(Dataset items)
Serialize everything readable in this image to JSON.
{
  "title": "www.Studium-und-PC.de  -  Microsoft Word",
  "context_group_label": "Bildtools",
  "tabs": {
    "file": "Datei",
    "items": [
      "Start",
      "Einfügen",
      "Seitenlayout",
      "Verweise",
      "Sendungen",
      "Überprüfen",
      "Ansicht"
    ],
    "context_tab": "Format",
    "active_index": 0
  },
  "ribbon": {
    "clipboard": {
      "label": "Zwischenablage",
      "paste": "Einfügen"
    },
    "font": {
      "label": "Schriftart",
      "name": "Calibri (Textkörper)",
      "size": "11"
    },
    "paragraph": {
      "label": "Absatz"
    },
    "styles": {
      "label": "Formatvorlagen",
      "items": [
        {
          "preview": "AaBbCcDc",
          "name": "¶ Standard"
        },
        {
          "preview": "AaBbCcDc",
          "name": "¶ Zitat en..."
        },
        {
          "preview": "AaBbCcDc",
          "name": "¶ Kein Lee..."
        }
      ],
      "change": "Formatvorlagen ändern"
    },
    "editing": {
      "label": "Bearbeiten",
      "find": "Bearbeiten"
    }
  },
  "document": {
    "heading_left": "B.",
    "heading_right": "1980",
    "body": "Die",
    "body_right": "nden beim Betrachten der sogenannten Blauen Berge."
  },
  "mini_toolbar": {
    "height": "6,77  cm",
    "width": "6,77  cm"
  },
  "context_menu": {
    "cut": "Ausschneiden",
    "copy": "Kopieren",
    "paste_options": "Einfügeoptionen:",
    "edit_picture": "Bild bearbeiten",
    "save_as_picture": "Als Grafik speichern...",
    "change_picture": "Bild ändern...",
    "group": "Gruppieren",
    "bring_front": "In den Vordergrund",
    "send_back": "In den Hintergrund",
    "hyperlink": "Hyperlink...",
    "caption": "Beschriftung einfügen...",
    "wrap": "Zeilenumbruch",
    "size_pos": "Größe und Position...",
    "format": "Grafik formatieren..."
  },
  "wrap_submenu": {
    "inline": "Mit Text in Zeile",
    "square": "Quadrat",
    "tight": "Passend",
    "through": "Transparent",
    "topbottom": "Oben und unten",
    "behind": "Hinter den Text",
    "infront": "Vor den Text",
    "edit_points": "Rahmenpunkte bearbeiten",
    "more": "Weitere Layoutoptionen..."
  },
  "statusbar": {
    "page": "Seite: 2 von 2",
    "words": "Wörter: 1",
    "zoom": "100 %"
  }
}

- _Exercise description_
Give the number of lines in the material above that have the word "Grafik" in them, and nothing more.

- _Answer_
2